First, double-check that your code passes the 2B tests, and still passes the 2A tests. Then, run make lab2b to upload your code to the submission site.
You may use your MIT Certificate or request an API key via email to log in for the first time. Your API key (XXX) is displayed once you are logged in, which can be used to upload the lab from the console as follows.
$ cd ~/6.824 $ echo "XXX" > api.key $ make lab2b
If a Raft-based server reboots it should resume service where it left off. This requires that Raft keep persistent state that survives a reboot. The paper's Figure 2 mentions which state should be persistent.
A real implementation would write Raft's persistent state to disk each time it changed, and would read the state from disk when restarting after a reboot. Your implementation won't use the disk; instead, it will save and restore persistent state from a Persister object (see persister.go). Whoever calls Raft.Make() supplies a Persister that initially holds Raft's most recently persisted state (if any). Raft should initialize its state from that Persister, and should use it to save its persistent state each time the state changes. Use the Persister's ReadRaftState() and SaveRaftState() methods.
Complete the functions persist() and readPersist() in raft.go by adding code to save and restore persistent state. You will need to encode (or "serialize") the state as an array of bytes in order to pass it to the Persister. Use the labgob encoder; see the comments in persist() and readPersist(). labgob is like Go's gob encoder but prints error messages if you try to encode structures with lower-case field names.
Insert calls to persist() at the points where your implementation changes persistent state. Once you've done this, you should pass the remaining tests.
In order to avoid running out of memory, Raft must periodically discard old log entries, but you do not have to worry about this until the next lab.
Your code should pass all the 2C tests (as shown below), as well as the 2A and 2B tests.
$ go test -run 2C Test (2C): basic persistence ... ... Passed -- 7.2 3 206 42208 6 Test (2C): more persistence ... ... Passed -- 23.2 5 1194 198270 16 Test (2C): partitioned leader and one follower crash, leader restarts ... ... Passed -- 3.2 3 46 10638 4 Test (2C): Figure 8 ... ... Passed -- 35.1 5 9395 1939183 25 Test (2C): unreliable agreement ... ... Passed -- 4.2 5 244 85259 246 Test (2C): Figure 8 (unreliable) ... ... Passed -- 36.3 5 1948 4175577 216 Test (2C): churn ... ... Passed -- 16.6 5 4402 2220926 1766 Test (2C): unreliable churn ... ... Passed -- 16.5 5 781 539084 221 PASS ok raft 142.357s $
First, double-check that your code passes all the 2A, 2B, and 2C tests. Then, run make lab2c to upload your code to the submission site.
You may use your MIT Certificate or request an API key via email to log in for the first time. Your API key (XXX) is displayed once you are logged in, which can be used to upload the lab from the console as follows.
$ cd ~/6.824 $ echo "XXX" > api.key $ make lab2c

◆ Record excerpts:
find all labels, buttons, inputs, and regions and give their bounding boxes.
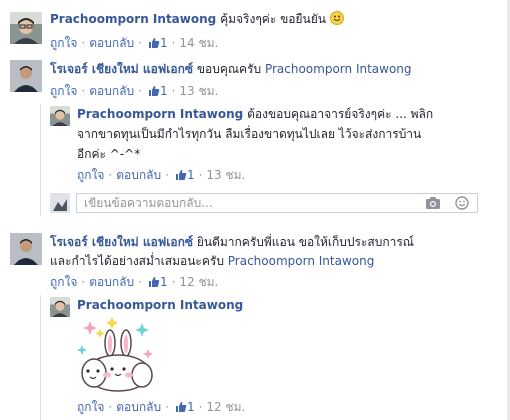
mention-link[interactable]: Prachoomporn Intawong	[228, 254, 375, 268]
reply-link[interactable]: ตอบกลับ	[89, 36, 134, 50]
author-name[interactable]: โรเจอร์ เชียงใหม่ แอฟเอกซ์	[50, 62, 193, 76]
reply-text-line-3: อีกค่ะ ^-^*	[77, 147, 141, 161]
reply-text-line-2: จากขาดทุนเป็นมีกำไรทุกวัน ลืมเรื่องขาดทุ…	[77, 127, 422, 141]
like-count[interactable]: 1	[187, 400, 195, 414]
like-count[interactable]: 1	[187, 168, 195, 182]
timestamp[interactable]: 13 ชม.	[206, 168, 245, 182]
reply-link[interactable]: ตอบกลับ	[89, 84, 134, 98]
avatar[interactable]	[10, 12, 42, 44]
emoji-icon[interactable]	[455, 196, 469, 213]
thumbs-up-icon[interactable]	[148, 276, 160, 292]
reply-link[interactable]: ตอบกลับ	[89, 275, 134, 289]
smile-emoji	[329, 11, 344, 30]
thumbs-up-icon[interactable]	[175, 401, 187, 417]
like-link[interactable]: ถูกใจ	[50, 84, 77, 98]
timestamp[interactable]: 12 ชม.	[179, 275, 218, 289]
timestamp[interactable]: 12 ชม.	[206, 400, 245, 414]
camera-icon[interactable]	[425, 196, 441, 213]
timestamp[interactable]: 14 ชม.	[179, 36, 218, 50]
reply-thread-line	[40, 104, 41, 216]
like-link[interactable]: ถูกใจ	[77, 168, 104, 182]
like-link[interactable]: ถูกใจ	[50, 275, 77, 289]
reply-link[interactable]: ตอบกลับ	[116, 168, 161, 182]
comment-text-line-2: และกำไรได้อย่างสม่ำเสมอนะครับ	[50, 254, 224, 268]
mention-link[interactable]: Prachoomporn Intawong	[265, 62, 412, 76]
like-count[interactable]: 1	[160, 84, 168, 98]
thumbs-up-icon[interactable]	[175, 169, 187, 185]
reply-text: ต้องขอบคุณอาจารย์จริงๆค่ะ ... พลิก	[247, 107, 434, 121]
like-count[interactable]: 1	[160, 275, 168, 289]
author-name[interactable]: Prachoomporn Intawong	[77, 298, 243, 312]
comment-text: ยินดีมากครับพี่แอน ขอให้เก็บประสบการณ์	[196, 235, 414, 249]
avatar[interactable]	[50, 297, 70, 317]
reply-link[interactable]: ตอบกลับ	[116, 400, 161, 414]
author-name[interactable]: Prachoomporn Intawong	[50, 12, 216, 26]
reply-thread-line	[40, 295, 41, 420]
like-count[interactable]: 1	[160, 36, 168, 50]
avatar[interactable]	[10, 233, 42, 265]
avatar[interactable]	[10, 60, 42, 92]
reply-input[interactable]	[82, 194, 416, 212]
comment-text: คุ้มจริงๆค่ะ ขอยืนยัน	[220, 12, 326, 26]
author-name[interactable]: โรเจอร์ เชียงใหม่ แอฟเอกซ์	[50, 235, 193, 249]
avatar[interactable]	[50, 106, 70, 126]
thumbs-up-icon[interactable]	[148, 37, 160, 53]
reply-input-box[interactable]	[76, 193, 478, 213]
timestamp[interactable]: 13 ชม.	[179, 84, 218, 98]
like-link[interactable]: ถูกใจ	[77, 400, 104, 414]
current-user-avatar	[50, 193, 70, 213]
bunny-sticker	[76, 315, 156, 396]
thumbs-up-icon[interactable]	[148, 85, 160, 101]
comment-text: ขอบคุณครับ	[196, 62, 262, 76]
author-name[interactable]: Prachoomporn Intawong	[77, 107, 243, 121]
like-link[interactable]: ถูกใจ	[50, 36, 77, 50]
* * *
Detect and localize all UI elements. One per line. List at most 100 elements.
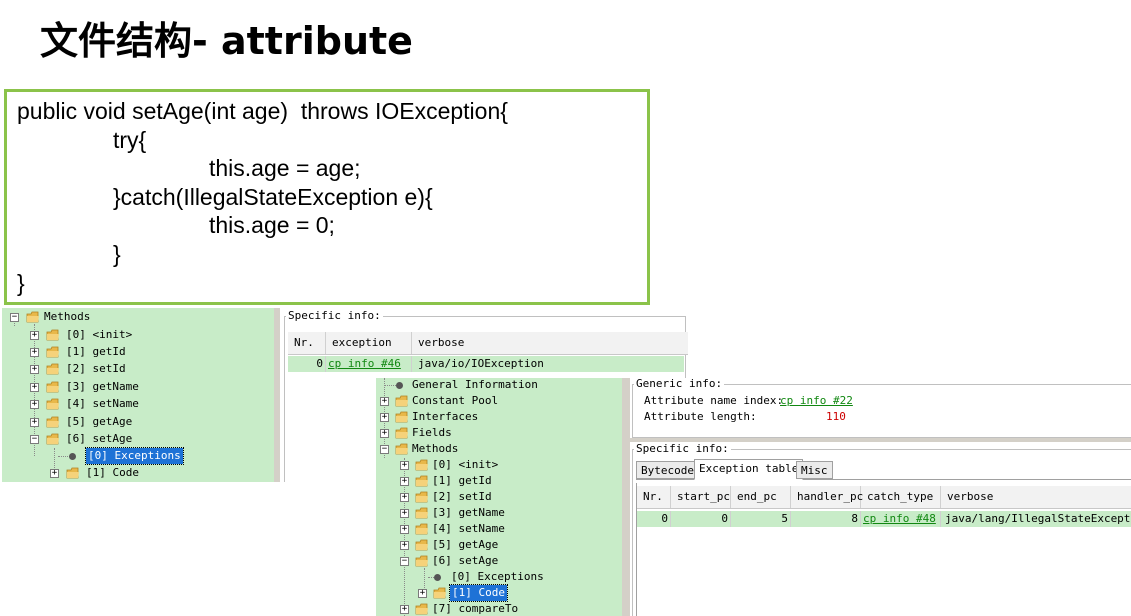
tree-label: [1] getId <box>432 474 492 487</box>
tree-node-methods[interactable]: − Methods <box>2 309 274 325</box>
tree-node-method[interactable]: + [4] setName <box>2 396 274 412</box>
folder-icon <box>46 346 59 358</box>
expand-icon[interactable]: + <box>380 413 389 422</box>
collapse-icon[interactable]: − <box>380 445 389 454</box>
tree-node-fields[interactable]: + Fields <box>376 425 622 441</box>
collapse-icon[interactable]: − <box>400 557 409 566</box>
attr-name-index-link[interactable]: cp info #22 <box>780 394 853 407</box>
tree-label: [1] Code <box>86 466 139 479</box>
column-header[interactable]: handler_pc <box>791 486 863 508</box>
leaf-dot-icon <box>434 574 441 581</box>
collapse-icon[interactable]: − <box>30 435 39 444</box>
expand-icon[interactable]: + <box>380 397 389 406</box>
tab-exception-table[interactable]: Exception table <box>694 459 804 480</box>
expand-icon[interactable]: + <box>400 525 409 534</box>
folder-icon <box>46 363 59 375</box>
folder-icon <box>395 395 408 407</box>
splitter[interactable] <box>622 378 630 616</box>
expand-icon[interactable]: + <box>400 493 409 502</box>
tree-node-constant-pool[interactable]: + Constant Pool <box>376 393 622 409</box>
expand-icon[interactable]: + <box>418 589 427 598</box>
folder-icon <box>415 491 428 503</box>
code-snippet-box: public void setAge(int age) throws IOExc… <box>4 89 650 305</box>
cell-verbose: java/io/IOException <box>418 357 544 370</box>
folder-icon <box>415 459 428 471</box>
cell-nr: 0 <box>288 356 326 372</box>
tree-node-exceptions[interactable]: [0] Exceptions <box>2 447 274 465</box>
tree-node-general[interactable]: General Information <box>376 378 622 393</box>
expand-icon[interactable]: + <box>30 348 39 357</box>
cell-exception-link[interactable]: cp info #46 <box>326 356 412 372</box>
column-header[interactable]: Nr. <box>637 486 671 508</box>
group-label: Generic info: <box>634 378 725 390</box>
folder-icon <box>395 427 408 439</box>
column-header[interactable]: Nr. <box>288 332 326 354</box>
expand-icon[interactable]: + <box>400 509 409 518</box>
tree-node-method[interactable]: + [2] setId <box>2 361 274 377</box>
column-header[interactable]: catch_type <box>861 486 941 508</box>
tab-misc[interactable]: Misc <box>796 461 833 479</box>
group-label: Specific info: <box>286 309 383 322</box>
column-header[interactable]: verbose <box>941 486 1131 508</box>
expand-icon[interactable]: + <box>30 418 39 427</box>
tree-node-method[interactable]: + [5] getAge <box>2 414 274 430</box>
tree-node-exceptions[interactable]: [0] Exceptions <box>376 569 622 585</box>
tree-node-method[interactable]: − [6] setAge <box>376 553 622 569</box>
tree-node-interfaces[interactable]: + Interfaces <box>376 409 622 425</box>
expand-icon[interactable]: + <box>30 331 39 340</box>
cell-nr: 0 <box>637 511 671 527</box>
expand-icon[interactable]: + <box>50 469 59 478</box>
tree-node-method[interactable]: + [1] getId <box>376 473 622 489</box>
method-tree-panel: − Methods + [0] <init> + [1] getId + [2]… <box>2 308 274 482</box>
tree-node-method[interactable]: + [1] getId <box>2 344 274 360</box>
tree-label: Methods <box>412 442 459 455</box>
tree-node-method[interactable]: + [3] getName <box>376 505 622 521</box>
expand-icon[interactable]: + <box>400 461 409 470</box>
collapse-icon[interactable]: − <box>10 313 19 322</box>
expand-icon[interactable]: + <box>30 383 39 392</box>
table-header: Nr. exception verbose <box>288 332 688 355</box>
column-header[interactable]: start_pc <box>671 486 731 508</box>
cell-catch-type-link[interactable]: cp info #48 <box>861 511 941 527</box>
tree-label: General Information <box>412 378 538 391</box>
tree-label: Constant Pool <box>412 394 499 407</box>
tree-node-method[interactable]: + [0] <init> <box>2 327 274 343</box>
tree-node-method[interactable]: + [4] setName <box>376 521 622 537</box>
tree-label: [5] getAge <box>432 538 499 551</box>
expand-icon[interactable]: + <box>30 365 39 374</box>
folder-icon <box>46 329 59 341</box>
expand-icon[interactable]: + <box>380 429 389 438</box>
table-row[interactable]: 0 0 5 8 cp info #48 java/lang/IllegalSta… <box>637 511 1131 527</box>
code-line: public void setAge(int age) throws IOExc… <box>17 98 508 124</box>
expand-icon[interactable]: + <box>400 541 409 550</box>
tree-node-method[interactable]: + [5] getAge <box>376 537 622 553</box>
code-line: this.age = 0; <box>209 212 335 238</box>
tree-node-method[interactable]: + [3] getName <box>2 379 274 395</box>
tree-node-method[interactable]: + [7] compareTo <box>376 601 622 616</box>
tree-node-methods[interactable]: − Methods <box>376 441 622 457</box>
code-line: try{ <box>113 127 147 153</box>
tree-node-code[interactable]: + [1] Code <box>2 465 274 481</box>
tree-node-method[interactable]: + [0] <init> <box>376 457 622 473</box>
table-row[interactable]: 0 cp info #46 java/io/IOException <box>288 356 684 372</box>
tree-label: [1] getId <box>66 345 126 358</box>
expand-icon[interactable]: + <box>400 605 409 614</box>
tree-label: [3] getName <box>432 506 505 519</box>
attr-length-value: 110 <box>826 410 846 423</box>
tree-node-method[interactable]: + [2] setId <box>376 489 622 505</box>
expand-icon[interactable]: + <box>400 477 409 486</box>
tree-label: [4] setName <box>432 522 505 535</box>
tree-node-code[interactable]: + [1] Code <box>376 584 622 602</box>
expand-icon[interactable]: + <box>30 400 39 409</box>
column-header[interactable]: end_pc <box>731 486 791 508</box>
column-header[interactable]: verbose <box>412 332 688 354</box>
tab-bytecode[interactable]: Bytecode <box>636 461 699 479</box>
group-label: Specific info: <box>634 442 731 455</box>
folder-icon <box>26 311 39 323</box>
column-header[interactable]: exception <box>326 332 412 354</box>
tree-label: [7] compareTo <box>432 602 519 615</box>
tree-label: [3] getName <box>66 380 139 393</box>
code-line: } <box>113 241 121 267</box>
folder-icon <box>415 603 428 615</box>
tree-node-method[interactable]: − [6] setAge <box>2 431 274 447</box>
---
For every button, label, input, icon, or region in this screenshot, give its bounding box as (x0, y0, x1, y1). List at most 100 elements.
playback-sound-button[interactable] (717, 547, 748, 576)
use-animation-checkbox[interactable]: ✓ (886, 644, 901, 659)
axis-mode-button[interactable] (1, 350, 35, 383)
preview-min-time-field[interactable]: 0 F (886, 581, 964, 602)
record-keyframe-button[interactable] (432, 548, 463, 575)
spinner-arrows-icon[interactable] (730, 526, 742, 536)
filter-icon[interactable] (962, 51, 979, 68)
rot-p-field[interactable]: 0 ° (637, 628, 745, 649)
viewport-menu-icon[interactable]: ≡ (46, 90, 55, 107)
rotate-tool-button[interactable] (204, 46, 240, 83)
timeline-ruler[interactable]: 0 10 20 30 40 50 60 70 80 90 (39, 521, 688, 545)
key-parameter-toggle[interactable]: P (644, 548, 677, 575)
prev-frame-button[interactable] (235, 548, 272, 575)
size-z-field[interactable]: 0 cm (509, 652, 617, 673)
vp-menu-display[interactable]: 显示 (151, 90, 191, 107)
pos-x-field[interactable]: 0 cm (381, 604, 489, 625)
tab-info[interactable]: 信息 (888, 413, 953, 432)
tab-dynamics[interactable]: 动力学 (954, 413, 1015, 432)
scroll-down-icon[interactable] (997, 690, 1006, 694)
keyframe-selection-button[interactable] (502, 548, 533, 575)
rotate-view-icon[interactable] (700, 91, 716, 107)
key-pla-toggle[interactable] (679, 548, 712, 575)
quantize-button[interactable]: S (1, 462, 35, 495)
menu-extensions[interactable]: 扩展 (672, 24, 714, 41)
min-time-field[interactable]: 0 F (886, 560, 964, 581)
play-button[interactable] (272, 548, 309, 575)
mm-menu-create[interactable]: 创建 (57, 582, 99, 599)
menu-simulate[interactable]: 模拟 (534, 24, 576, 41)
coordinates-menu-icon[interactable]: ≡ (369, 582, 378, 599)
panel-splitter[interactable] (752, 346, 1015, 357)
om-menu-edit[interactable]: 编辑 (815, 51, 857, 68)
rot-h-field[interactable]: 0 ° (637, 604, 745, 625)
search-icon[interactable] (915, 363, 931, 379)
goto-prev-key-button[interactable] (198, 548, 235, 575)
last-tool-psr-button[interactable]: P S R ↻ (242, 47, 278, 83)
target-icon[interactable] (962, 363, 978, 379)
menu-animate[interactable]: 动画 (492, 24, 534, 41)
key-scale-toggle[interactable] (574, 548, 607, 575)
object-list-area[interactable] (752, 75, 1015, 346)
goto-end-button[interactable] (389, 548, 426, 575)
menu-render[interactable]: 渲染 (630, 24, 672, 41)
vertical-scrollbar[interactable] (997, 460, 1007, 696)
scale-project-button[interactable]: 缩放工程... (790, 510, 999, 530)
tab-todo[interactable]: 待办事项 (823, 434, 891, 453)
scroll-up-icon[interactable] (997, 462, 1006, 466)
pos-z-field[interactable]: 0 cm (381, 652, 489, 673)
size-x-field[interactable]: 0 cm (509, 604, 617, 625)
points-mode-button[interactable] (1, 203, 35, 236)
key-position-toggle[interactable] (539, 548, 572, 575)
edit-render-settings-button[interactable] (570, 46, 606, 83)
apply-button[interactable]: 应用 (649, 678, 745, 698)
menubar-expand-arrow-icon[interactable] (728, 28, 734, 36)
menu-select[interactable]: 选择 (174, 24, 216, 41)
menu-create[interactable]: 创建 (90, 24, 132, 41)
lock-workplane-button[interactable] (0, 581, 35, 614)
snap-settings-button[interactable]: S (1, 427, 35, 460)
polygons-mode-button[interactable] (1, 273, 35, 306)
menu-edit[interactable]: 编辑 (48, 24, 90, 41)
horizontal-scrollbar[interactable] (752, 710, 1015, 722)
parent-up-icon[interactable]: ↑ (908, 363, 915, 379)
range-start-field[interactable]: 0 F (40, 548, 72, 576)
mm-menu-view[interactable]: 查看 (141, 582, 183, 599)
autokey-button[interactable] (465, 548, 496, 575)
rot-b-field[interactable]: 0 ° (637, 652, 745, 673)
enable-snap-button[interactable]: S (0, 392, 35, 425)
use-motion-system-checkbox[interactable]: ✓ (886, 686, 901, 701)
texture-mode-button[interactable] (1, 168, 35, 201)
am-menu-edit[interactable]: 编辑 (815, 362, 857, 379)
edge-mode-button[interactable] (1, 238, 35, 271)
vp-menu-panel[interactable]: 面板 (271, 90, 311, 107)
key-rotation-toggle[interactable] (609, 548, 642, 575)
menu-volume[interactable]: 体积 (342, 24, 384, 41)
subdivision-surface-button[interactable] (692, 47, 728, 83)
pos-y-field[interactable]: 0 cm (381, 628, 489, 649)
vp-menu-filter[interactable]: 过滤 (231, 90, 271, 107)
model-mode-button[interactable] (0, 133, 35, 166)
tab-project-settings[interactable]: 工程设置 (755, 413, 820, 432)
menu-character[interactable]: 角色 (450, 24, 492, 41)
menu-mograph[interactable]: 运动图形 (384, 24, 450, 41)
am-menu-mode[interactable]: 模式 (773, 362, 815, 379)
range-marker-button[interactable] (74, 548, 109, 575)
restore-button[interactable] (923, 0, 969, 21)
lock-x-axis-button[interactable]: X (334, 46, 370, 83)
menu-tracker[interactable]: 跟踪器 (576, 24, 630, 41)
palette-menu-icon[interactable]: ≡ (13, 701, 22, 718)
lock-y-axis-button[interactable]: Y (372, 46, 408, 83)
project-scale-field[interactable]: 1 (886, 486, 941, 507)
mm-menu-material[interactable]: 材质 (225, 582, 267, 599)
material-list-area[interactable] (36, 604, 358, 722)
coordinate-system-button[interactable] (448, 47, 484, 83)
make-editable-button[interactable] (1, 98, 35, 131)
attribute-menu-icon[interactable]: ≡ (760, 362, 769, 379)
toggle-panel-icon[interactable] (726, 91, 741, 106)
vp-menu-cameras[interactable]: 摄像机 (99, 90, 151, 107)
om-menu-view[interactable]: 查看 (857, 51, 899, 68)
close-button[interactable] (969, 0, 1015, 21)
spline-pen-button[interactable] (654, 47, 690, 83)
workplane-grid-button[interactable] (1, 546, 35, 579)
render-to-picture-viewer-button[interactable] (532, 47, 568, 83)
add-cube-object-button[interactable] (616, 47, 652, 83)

◆ Your goal: Reproduce the stretch of the Raft lab instructions from "Complete the functions" through "the next lab." word for word.

◆ Full response:
Complete the functions persist() and readPersist() in raft.go by adding code to save and restore persistent state. You will need to encode (or "serialize") the state as an array of bytes in order to pass it to the Persister. Use the labgob encoder; see the comments in persist() and readPersist(). labgob is like Go's gob encoder but prints error messages if you try to encode structures with lower-case field names.
Insert calls to persist() at the points where your implementation changes persistent state. Once you've done this, you should pass the remaining tests.
In order to avoid running out of memory, Raft must periodically discard old log entries, but you do not have to worry about this until the next lab.